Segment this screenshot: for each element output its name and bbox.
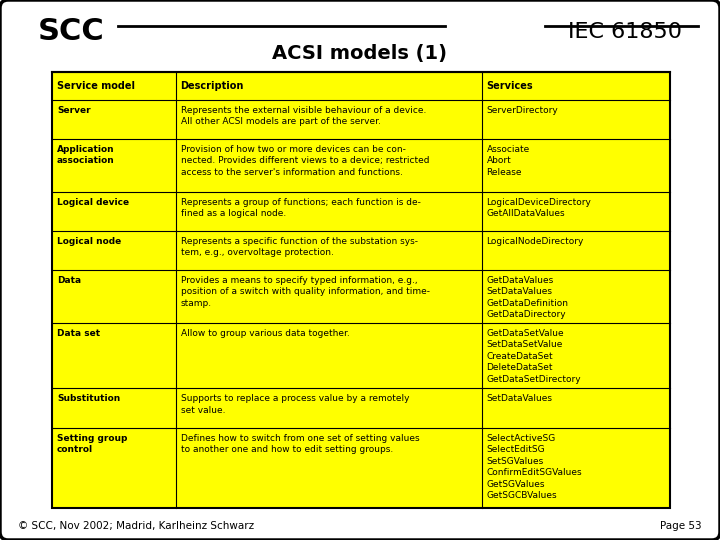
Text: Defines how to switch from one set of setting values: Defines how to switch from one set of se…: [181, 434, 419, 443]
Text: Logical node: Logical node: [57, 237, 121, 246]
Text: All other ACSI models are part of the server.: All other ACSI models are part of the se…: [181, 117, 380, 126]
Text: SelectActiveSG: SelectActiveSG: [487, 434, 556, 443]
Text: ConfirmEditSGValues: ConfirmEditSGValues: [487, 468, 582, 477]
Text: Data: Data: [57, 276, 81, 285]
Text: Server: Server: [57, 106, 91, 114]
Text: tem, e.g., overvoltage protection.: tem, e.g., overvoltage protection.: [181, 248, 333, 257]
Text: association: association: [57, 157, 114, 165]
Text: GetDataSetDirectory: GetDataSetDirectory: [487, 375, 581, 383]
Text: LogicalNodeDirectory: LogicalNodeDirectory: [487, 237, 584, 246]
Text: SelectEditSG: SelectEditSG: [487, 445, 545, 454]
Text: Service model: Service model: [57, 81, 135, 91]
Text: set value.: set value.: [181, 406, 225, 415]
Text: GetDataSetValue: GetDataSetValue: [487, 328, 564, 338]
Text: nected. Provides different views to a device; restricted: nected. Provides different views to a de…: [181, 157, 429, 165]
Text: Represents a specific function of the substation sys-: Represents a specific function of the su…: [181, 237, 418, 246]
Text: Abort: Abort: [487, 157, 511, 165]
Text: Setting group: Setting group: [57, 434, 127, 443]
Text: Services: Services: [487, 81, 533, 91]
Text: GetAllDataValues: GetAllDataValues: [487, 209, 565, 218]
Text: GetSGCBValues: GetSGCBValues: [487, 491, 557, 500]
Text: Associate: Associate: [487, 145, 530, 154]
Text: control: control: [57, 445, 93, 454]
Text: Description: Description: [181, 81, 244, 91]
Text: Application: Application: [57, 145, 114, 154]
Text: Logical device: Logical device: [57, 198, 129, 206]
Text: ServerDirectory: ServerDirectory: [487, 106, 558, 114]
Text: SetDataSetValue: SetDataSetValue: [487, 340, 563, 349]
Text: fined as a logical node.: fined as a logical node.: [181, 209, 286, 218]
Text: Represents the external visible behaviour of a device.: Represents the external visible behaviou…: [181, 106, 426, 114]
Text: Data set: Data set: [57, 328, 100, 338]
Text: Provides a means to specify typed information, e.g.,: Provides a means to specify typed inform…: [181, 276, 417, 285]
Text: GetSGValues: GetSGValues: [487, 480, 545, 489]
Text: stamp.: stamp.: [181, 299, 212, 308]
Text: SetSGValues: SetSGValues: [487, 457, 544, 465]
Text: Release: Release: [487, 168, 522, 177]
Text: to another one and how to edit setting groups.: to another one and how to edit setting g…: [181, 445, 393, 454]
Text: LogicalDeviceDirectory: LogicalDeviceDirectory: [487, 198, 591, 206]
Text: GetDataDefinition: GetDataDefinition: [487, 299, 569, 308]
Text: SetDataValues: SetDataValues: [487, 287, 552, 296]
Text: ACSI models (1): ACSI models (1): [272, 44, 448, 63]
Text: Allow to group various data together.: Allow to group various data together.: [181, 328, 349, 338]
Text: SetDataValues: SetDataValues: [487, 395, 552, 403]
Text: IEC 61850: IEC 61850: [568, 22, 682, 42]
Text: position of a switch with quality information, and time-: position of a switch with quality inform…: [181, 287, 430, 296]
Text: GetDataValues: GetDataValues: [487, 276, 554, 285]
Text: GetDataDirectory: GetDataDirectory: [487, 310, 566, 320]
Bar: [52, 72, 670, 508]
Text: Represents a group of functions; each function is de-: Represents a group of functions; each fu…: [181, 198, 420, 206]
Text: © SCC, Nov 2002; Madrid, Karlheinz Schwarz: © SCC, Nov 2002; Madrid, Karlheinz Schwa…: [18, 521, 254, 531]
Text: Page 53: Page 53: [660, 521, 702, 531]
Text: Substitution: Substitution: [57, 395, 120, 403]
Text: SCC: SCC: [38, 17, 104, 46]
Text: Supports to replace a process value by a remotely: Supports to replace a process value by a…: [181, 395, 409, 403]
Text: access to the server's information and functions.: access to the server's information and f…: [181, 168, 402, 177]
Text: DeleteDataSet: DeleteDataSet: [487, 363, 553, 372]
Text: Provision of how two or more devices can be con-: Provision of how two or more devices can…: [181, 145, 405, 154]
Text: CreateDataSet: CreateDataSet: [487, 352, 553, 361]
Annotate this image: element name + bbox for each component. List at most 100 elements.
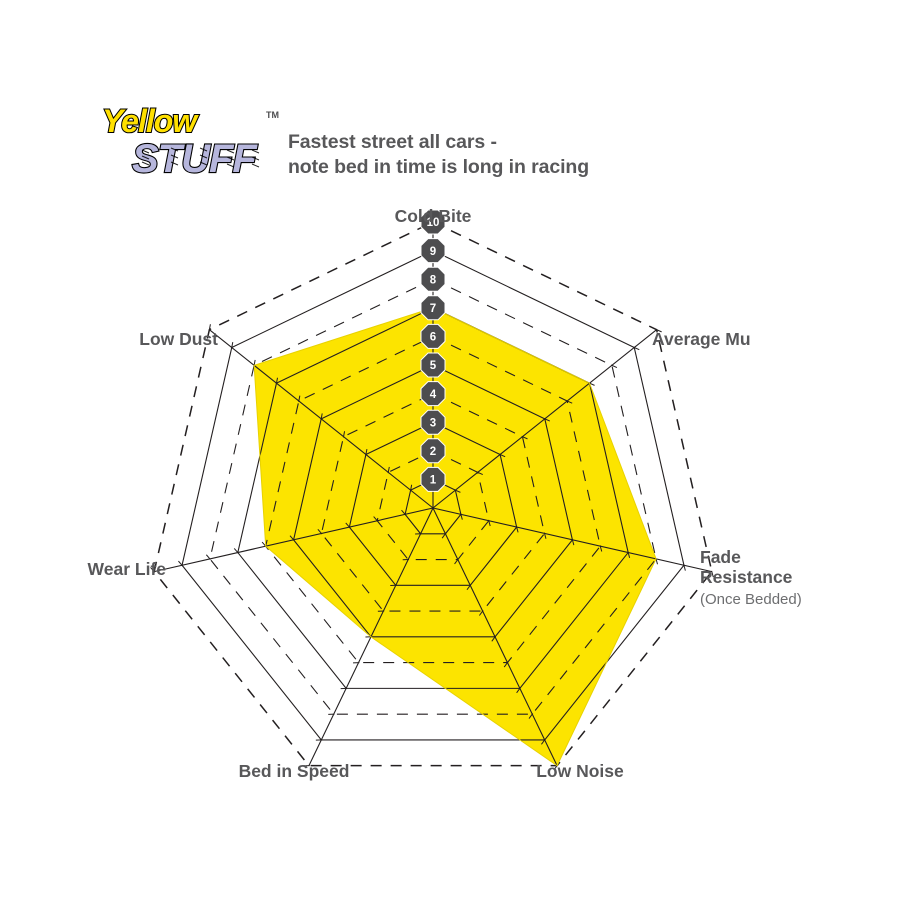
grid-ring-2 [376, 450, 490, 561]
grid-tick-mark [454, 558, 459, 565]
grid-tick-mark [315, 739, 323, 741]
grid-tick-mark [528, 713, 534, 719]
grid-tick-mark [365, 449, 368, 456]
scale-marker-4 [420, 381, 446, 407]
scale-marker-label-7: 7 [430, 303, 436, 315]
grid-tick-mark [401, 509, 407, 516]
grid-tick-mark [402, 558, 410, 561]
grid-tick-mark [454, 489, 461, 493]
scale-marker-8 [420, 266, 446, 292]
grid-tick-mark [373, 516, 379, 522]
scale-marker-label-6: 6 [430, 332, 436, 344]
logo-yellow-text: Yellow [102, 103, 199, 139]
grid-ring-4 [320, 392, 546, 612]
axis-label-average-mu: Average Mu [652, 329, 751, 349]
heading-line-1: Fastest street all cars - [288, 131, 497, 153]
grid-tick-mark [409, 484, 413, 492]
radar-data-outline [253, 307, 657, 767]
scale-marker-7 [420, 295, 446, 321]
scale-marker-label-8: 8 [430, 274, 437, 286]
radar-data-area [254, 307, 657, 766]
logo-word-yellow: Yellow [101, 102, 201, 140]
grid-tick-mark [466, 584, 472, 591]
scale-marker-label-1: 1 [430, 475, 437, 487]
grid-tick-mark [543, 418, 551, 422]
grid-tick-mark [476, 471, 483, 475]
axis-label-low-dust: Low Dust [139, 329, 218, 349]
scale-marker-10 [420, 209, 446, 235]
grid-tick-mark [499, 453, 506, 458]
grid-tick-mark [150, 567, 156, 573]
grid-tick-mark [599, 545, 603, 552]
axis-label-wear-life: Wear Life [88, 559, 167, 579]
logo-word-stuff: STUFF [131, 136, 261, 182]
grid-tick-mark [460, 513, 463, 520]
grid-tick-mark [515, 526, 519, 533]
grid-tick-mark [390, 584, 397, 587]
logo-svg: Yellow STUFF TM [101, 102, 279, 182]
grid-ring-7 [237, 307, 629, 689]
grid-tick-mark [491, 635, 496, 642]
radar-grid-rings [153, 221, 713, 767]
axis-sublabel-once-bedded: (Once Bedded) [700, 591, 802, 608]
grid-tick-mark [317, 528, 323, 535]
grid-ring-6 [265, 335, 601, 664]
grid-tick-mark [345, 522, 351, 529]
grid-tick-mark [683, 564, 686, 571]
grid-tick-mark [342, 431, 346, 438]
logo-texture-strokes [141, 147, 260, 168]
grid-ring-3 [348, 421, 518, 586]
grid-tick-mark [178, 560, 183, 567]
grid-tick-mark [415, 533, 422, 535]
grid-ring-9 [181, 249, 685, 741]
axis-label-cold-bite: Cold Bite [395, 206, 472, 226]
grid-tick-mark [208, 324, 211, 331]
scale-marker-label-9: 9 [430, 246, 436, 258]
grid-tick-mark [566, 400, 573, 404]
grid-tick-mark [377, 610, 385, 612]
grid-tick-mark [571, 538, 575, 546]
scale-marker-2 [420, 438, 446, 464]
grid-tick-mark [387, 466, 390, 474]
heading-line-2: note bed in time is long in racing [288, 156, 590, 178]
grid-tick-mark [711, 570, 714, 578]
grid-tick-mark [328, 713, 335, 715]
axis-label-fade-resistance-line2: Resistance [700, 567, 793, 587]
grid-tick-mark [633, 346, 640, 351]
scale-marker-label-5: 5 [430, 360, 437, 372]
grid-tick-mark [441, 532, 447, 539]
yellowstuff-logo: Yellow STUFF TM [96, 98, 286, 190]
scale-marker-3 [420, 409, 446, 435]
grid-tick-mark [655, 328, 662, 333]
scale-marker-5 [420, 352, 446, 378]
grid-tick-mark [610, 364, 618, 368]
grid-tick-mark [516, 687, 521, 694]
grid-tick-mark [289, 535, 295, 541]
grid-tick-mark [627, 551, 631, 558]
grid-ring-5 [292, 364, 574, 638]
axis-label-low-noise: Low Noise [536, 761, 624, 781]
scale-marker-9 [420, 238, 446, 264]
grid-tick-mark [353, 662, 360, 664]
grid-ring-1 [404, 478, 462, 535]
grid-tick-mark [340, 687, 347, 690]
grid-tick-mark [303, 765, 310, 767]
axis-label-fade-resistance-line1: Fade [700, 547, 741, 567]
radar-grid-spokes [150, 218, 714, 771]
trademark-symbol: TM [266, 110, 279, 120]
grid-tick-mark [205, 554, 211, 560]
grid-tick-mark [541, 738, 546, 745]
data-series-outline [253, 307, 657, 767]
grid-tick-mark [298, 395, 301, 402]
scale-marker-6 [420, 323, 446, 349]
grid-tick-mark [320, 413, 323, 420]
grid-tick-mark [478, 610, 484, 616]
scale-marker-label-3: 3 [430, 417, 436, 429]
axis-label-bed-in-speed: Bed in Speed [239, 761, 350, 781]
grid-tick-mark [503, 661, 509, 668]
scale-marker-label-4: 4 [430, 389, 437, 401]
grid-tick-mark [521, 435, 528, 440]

------------------------------------

_Task instructions:_
Replace "ConfirmEditSGValues" with "ConfirmEditSettingGroupValues" in the material between the lines holding "Text: Defines how" and "Text: Data: Data: [57, 276, 81, 285]", inclusive. Return only those lines, with everything else left as it is.

_Solution for this exercise:_
Text: Defines how to switch from one set of setting values: Defines how to switch from one set of se…: [181, 434, 419, 443]
Text: Logical node: Logical node: [57, 237, 121, 246]
Text: All other ACSI models are part of the server.: All other ACSI models are part of the se…: [181, 117, 380, 126]
Text: SelectActiveSG: SelectActiveSG: [487, 434, 556, 443]
Text: ConfirmEditSettingGroupValues: ConfirmEditSettingGroupValues: [487, 468, 582, 477]
Text: Data: Data: [57, 276, 81, 285]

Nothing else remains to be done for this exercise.